— Start PROVIDED ENTRIES —
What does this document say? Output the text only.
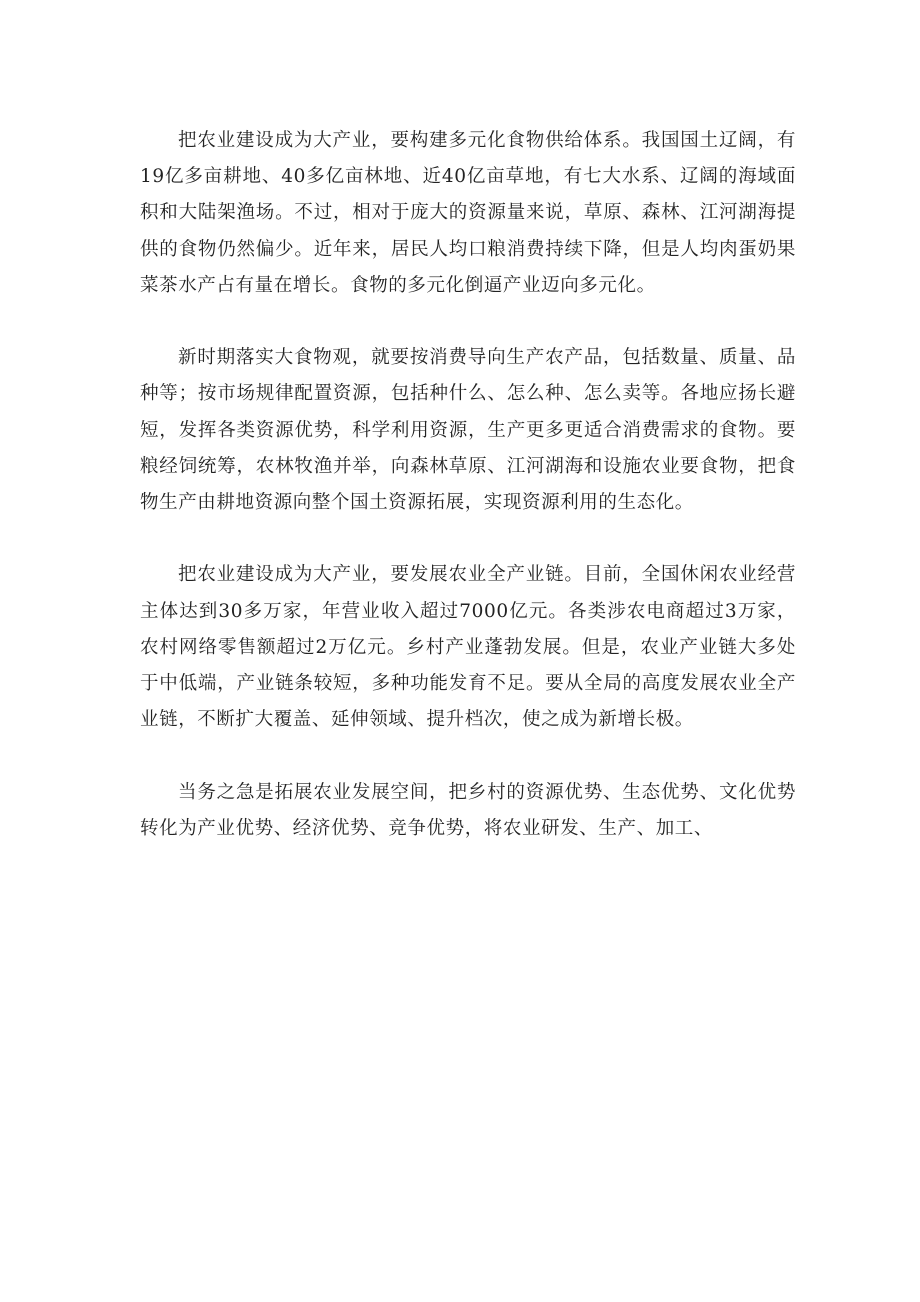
把农业建设成为大产业，要构建多元化食物供给体系。我国国土辽阔，有19亿多亩耕地、40多亿亩林地、近40亿亩草地，有七大水系、辽阔的海域面积和大陆架渔场。不过，相对于庞大的资源量来说，草原、森林、江河湖海提供的食物仍然偏少。近年来，居民人均口粮消费持续下降，但是人均肉蛋奶果菜茶水产占有量在增长。食物的多元化倒逼产业迈向多元化。

新时期落实大食物观，就要按消费导向生产农产品，包括数量、质量、品种等；按市场规律配置资源，包括种什么、怎么种、怎么卖等。各地应扬长避短，发挥各类资源优势，科学利用资源，生产更多更适合消费需求的食物。要粮经饲统筹，农林牧渔并举，向森林草原、江河湖海和设施农业要食物，把食物生产由耕地资源向整个国土资源拓展，实现资源利用的生态化。

把农业建设成为大产业，要发展农业全产业链。目前，全国休闲农业经营主体达到30多万家，年营业收入超过7000亿元。各类涉农电商超过3万家，农村网络零售额超过2万亿元。乡村产业蓬勃发展。但是，农业产业链大多处于中低端，产业链条较短，多种功能发育不足。要从全局的高度发展农业全产业链，不断扩大覆盖、延伸领域、提升档次，使之成为新增长极。

当务之急是拓展农业发展空间，把乡村的资源优势、生态优势、文化优势转化为产业优势、经济优势、竞争优势，将农业研发、生产、加工、
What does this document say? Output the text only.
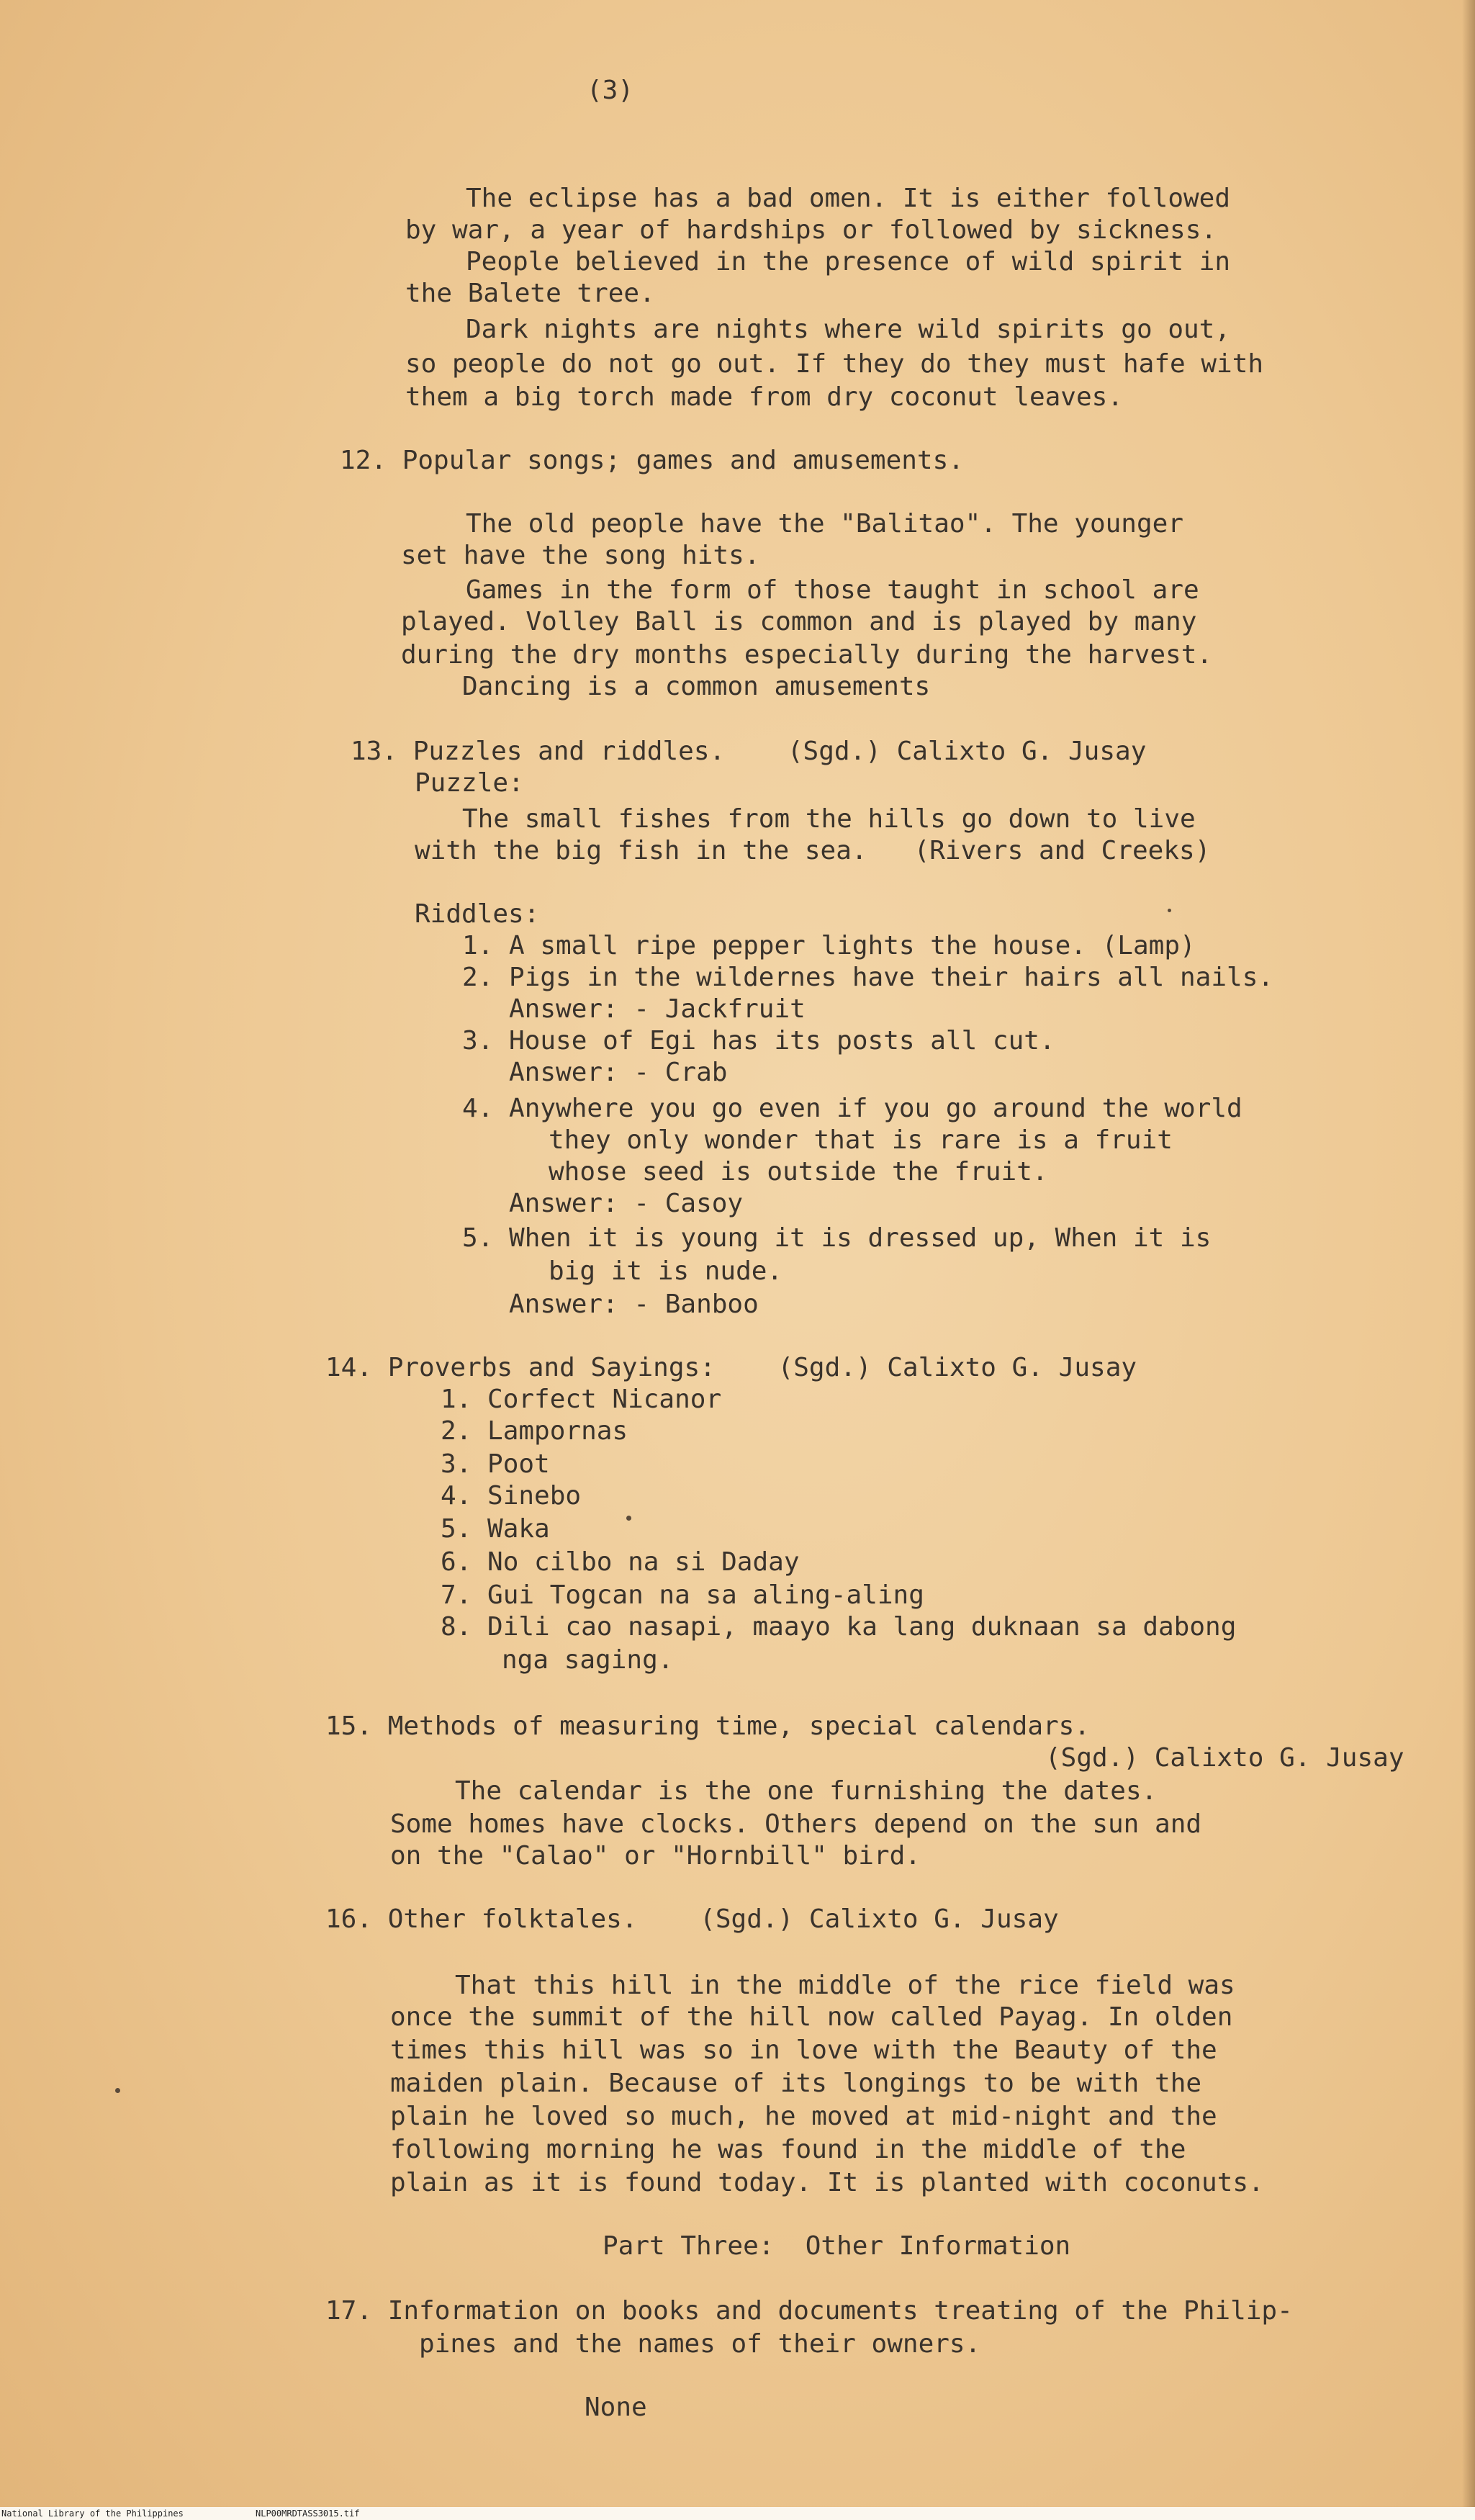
(3)
The eclipse has a bad omen. It is either followed
by war, a year of hardships or followed by sickness.
People believed in the presence of wild spirit in
the Balete tree.
Dark nights are nights where wild spirits go out,
so people do not go out. If they do they must hafe with
them a big torch made from dry coconut leaves.
12. Popular songs; games and amusements.
The old people have the "Balitao". The younger
set have the song hits.
Games in the form of those taught in school are
played. Volley Ball is common and is played by many
during the dry months especially during the harvest.
Dancing is a common amusements
13. Puzzles and riddles.    (Sgd.) Calixto G. Jusay
Puzzle:
The small fishes from the hills go down to live
with the big fish in the sea.   (Rivers and Creeks)
Riddles:
1. A small ripe pepper lights the house. (Lamp)
2. Pigs in the wildernes have their hairs all nails.
Answer: - Jackfruit
3. House of Egi has its posts all cut.
Answer: - Crab
4. Anywhere you go even if you go around the world
they only wonder that is rare is a fruit
whose seed is outside the fruit.
Answer: - Casoy
5. When it is young it is dressed up, When it is
big it is nude.
Answer: - Banboo
14. Proverbs and Sayings:    (Sgd.) Calixto G. Jusay
1. Corfect Nicanor
2. Lampornas
3. Poot
4. Sinebo
5. Waka
6. No cilbo na si Daday
7. Gui Togcan na sa aling-aling
8. Dili cao nasapi, maayo ka lang duknaan sa dabong
nga saging.
15. Methods of measuring time, special calendars.
(Sgd.) Calixto G. Jusay
The calendar is the one furnishing the dates.
Some homes have clocks. Others depend on the sun and
on the "Calao" or "Hornbill" bird.
16. Other folktales.    (Sgd.) Calixto G. Jusay
That this hill in the middle of the rice field was
once the summit of the hill now called Payag. In olden
times this hill was so in love with the Beauty of the
maiden plain. Because of its longings to be with the
plain he loved so much, he moved at mid-night and the
following morning he was found in the middle of the
plain as it is found today. It is planted with coconuts.
Part Three:  Other Information
17. Information on books and documents treating of the Philip-
pines and the names of their owners.
None
National Library of the Philippines	NLP00MRDTASS3015.tif
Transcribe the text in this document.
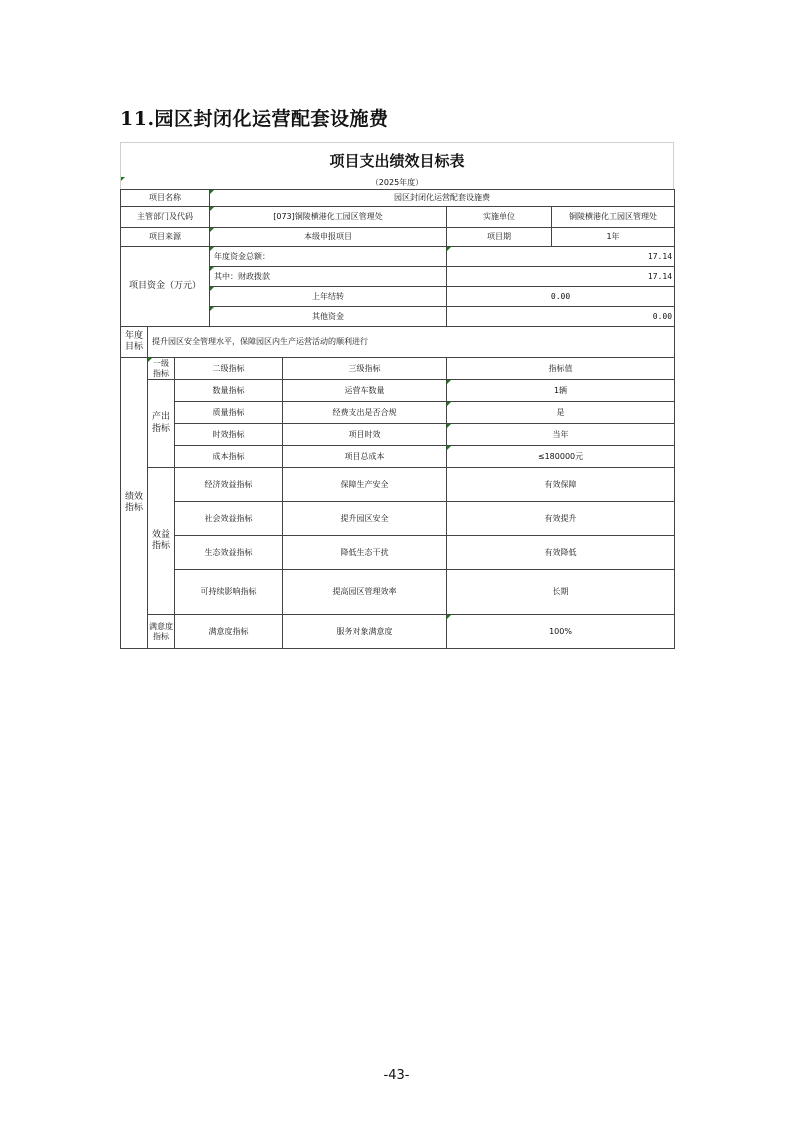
11.园区封闭化运营配套设施费
项目支出绩效目标表
（2025年度）
项目名称			园区封闭化运营配套设施费			
主管部门及代码			[073]铜陵横港化工园区管理处		实施单位	铜陵横港化工园区管理处
项目来源			本级申报项目		项目期	1年
项目资金（万元）			年度资金总额：		17.14	
			其中：财政拨款		17.14	
			上年结转		0.00	
			其他资金		0.00	
年度目标	提升园区安全管理水平，保障园区内生产运营活动的顺利进行					
绩效指标	一级指标	二级指标		三级指标	指标值	
	产出指标	数量指标		运营车数量	1辆	
		质量指标		经费支出是否合规	是	
		时效指标		项目时效	当年	
		成本指标		项目总成本	≤180000元	
	效益指标	经济效益指标		保障生产安全	有效保障	
		社会效益指标		提升园区安全	有效提升	
		生态效益指标		降低生态干扰	有效降低	
		可持续影响指标		提高园区管理效率	长期	
	满意度指标	满意度指标		服务对象满意度	100%	
-43-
— End PROVIDED ENTRIES —
Each entry above is to be written out again unchanged, apart from the pictures, which are left out.

What does this document say? Output the text only.
把农业建设成为大产业，要构建多元化食物供给体系。我国国土辽阔，有19亿多亩耕地、40多亿亩林地、近40亿亩草地，有七大水系、辽阔的海域面积和大陆架渔场。不过，相对于庞大的资源量来说，草原、森林、江河湖海提供的食物仍然偏少。近年来，居民人均口粮消费持续下降，但是人均肉蛋奶果菜茶水产占有量在增长。食物的多元化倒逼产业迈向多元化。

新时期落实大食物观，就要按消费导向生产农产品，包括数量、质量、品种等；按市场规律配置资源，包括种什么、怎么种、怎么卖等。各地应扬长避短，发挥各类资源优势，科学利用资源，生产更多更适合消费需求的食物。要粮经饲统筹，农林牧渔并举，向森林草原、江河湖海和设施农业要食物，把食物生产由耕地资源向整个国土资源拓展，实现资源利用的生态化。

把农业建设成为大产业，要发展农业全产业链。目前，全国休闲农业经营主体达到30多万家，年营业收入超过7000亿元。各类涉农电商超过3万家，农村网络零售额超过2万亿元。乡村产业蓬勃发展。但是，农业产业链大多处于中低端，产业链条较短，多种功能发育不足。要从全局的高度发展农业全产业链，不断扩大覆盖、延伸领域、提升档次，使之成为新增长极。

当务之急是拓展农业发展空间，把乡村的资源优势、生态优势、文化优势转化为产业优势、经济优势、竞争优势，将农业研发、生产、加工、
What does this document say? Output the text only.
(3)
The eclipse has a bad omen. It is either followed
by war, a year of hardships or followed by sickness.
People believed in the presence of wild spirit in
the Balete tree.
Dark nights are nights where wild spirits go out,
so people do not go out. If they do they must hafe with
them a big torch made from dry coconut leaves.
12. Popular songs; games and amusements.
The old people have the "Balitao". The younger
set have the song hits.
Games in the form of those taught in school are
played. Volley Ball is common and is played by many
during the dry months especially during the harvest.
Dancing is a common amusements
13. Puzzles and riddles.    (Sgd.) Calixto G. Jusay
Puzzle:
The small fishes from the hills go down to live
with the big fish in the sea.   (Rivers and Creeks)
Riddles:
1. A small ripe pepper lights the house. (Lamp)
2. Pigs in the wildernes have their hairs all nails.
Answer: - Jackfruit
3. House of Egi has its posts all cut.
Answer: - Crab
4. Anywhere you go even if you go around the world
they only wonder that is rare is a fruit
whose seed is outside the fruit.
Answer: - Casoy
5. When it is young it is dressed up, When it is
big it is nude.
Answer: - Banboo
14. Proverbs and Sayings:    (Sgd.) Calixto G. Jusay
1. Corfect Nicanor
2. Lampornas
3. Poot
4. Sinebo
5. Waka
6. No cilbo na si Daday
7. Gui Togcan na sa aling-aling
8. Dili cao nasapi, maayo ka lang duknaan sa dabong
nga saging.
15. Methods of measuring time, special calendars.
(Sgd.) Calixto G. Jusay
The calendar is the one furnishing the dates.
Some homes have clocks. Others depend on the sun and
on the "Calao" or "Hornbill" bird.
16. Other folktales.    (Sgd.) Calixto G. Jusay
That this hill in the middle of the rice field was
once the summit of the hill now called Payag. In olden
times this hill was so in love with the Beauty of the
maiden plain. Because of its longings to be with the
plain he loved so much, he moved at mid-night and the
following morning he was found in the middle of the
plain as it is found today. It is planted with coconuts.
Part Three:  Other Information
17. Information on books and documents treating of the Philip-
pines and the names of their owners.
None
National Library of the Philippines	NLP00MRDTASS3015.tif
Transcribe the text in this document.
11.园区封闭化运营配套设施费
项目支出绩效目标表
（2025年度）
项目名称			园区封闭化运营配套设施费			
主管部门及代码			[073]铜陵横港化工园区管理处		实施单位	铜陵横港化工园区管理处
项目来源			本级申报项目		项目期	1年
项目资金（万元）			年度资金总额：		17.14	
			其中：财政拨款		17.14	
			上年结转		0.00	
			其他资金		0.00	
年度目标	提升园区安全管理水平，保障园区内生产运营活动的顺利进行					
绩效指标	一级指标	二级指标		三级指标	指标值	
	产出指标	数量指标		运营车数量	1辆	
		质量指标		经费支出是否合规	是	
		时效指标		项目时效	当年	
		成本指标		项目总成本	≤180000元	
	效益指标	经济效益指标		保障生产安全	有效保障	
		社会效益指标		提升园区安全	有效提升	
		生态效益指标		降低生态干扰	有效降低	
		可持续影响指标		提高园区管理效率	长期	
	满意度指标	满意度指标		服务对象满意度	100%	
-43-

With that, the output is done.